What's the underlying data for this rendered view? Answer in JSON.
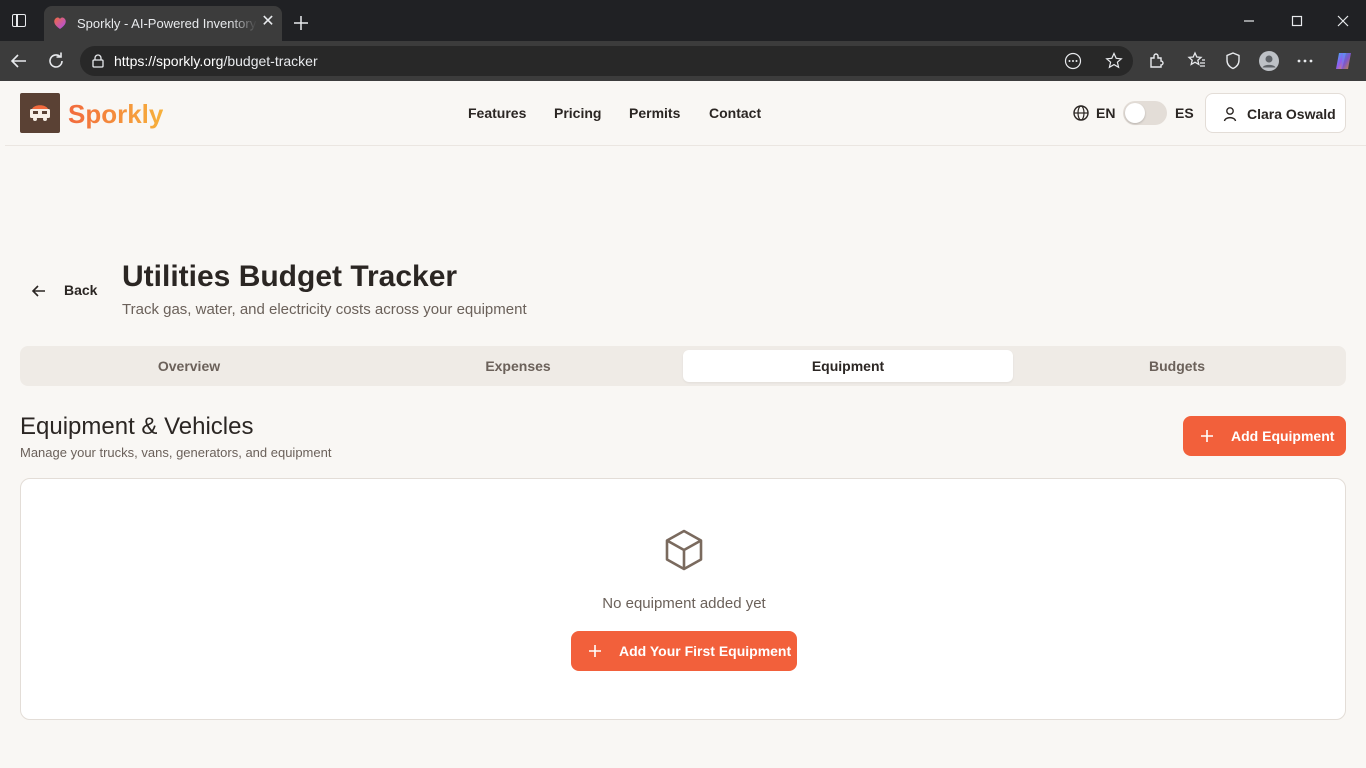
{
  "browser": {
    "tab_title": "Sporkly - AI-Powered Inventory Management",
    "url_host": "https://sporkly.org",
    "url_path": "/budget-tracker"
  },
  "header": {
    "brand": "Sporkly",
    "nav": [
      "Features",
      "Pricing",
      "Permits",
      "Contact"
    ],
    "lang_current": "EN",
    "lang_alt": "ES",
    "user_name": "Clara Oswald"
  },
  "page": {
    "back_label": "Back",
    "title": "Utilities Budget Tracker",
    "subtitle": "Track gas, water, and electricity costs across your equipment"
  },
  "tabs": [
    {
      "label": "Overview",
      "active": false
    },
    {
      "label": "Expenses",
      "active": false
    },
    {
      "label": "Equipment",
      "active": true
    },
    {
      "label": "Budgets",
      "active": false
    }
  ],
  "section": {
    "title": "Equipment & Vehicles",
    "subtitle": "Manage your trucks, vans, generators, and equipment",
    "add_button": "Add Equipment"
  },
  "empty_state": {
    "icon": "package-icon",
    "message": "No equipment added yet",
    "cta": "Add Your First Equipment"
  },
  "colors": {
    "accent": "#f2603b",
    "brand_gradient_start": "#f26a3d",
    "brand_gradient_end": "#f7b13b",
    "background": "#f9f7f4"
  }
}
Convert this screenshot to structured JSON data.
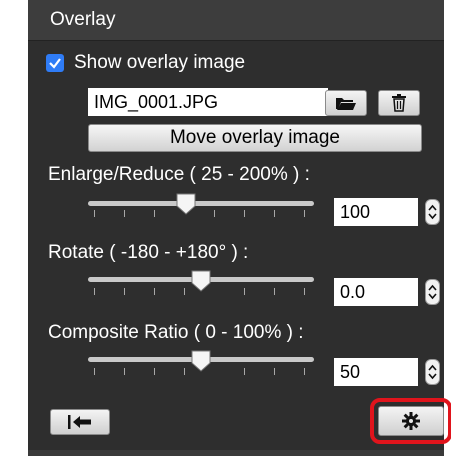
{
  "panel": {
    "title": "Overlay"
  },
  "show_overlay": {
    "label": "Show overlay image",
    "checked": true,
    "accent_color": "#2f7cf6"
  },
  "file": {
    "name": "IMG_0001.JPG",
    "open_icon": "folder-open-icon",
    "delete_icon": "trash-icon"
  },
  "move_button": {
    "label": "Move overlay image"
  },
  "enlarge": {
    "label": "Enlarge/Reduce ( 25 - 200% ) :",
    "value": "100",
    "slider_min": 25,
    "slider_max": 200,
    "slider_value": 100
  },
  "rotate": {
    "label": "Rotate ( -180 - +180° ) :",
    "value": "0.0",
    "slider_min": -180,
    "slider_max": 180,
    "slider_value": 0
  },
  "composite": {
    "label": "Composite Ratio ( 0 - 100% ) :",
    "value": "50",
    "slider_min": 0,
    "slider_max": 100,
    "slider_value": 50
  },
  "footer": {
    "reset_icon": "reset-arrow-icon",
    "settings_icon": "gear-icon",
    "highlight_color": "#e0141c"
  }
}
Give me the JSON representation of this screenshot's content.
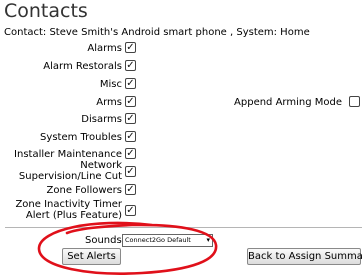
{
  "page": {
    "title": "Contacts",
    "contact_line": "Contact: Steve Smith's Android smart phone , System: Home"
  },
  "options": [
    {
      "label": "Alarms",
      "checked": true
    },
    {
      "label": "Alarm Restorals",
      "checked": true
    },
    {
      "label": "Misc",
      "checked": true
    },
    {
      "label": "Arms",
      "checked": true
    },
    {
      "label": "Disarms",
      "checked": true
    },
    {
      "label": "System Troubles",
      "checked": true
    },
    {
      "label": "Installer Maintenance",
      "checked": true
    },
    {
      "label": "Network Supervision/Line Cut",
      "checked": true
    },
    {
      "label": "Zone Followers",
      "checked": true
    },
    {
      "label": "Zone Inactivity Timer Alert (Plus Feature)",
      "checked": true
    }
  ],
  "append": {
    "label": "Append Arming Mode",
    "checked": false
  },
  "check_glyph": "✓",
  "sounds": {
    "label": "Sounds",
    "value": "Connect2Go Default",
    "arrow": "▾"
  },
  "buttons": {
    "set_alerts": "Set Alerts",
    "back": "Back to Assign Summary"
  },
  "colors": {
    "annotation": "#e0101a",
    "title": "#333333"
  }
}
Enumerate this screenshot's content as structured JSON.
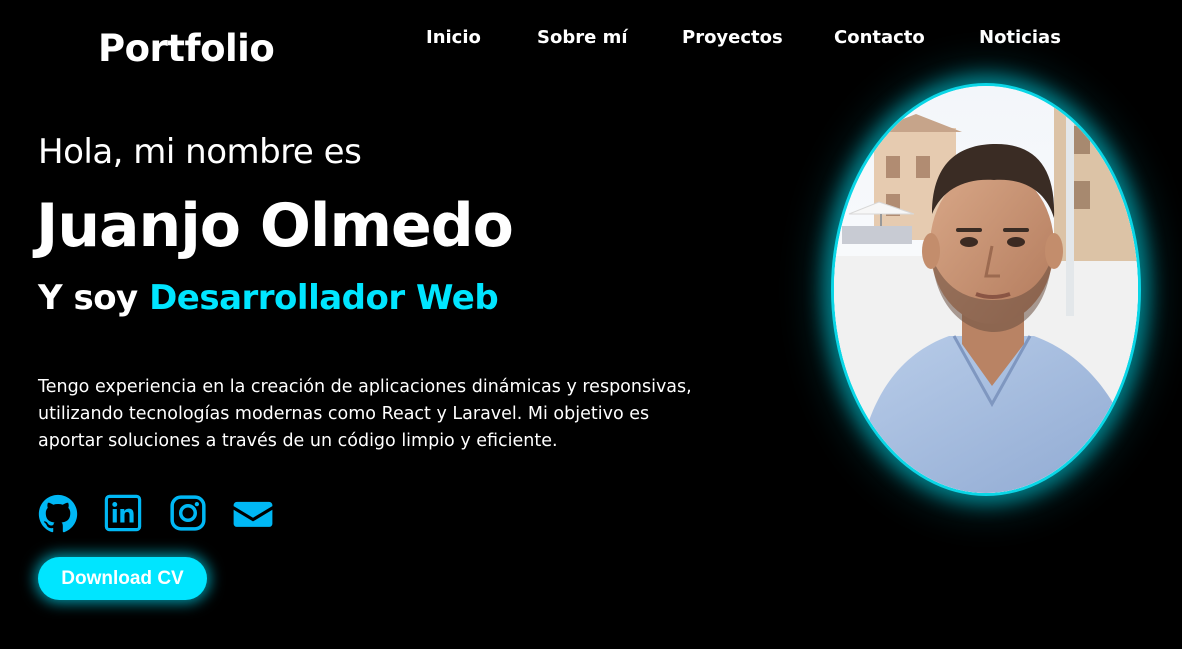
{
  "header": {
    "logo": "Portfolio",
    "nav": [
      "Inicio",
      "Sobre mí",
      "Proyectos",
      "Contacto",
      "Noticias"
    ]
  },
  "hero": {
    "greeting": "Hola, mi nombre es",
    "name": "Juanjo Olmedo",
    "role_prefix": "Y soy",
    "role_highlight": "Desarrollador Web",
    "description": "Tengo experiencia en la creación de aplicaciones dinámicas y responsivas, utilizando tecnologías modernas como React y Laravel. Mi objetivo es aportar soluciones a través de un código limpio y eficiente.",
    "socials": [
      {
        "icon": "github-icon"
      },
      {
        "icon": "linkedin-icon"
      },
      {
        "icon": "instagram-icon"
      },
      {
        "icon": "envelope-icon"
      }
    ],
    "cv_button": "Download CV",
    "photo": "profile-photo"
  },
  "colors": {
    "background": "#000000",
    "text": "#ffffff",
    "accent": "#00e5ff",
    "icon": "#00b8f5"
  }
}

WHAT THE TASK ASKS.
Out of the preceding entries, pull every line containing the string "JSON".

PROBLEM SOLUTION.
What's the underlying data for this rendered view? Answer in JSON.
Convert this screenshot to structured JSON data.
Give me the JSON representation of this screenshot's content.
Enumerate this screenshot's content as structured JSON.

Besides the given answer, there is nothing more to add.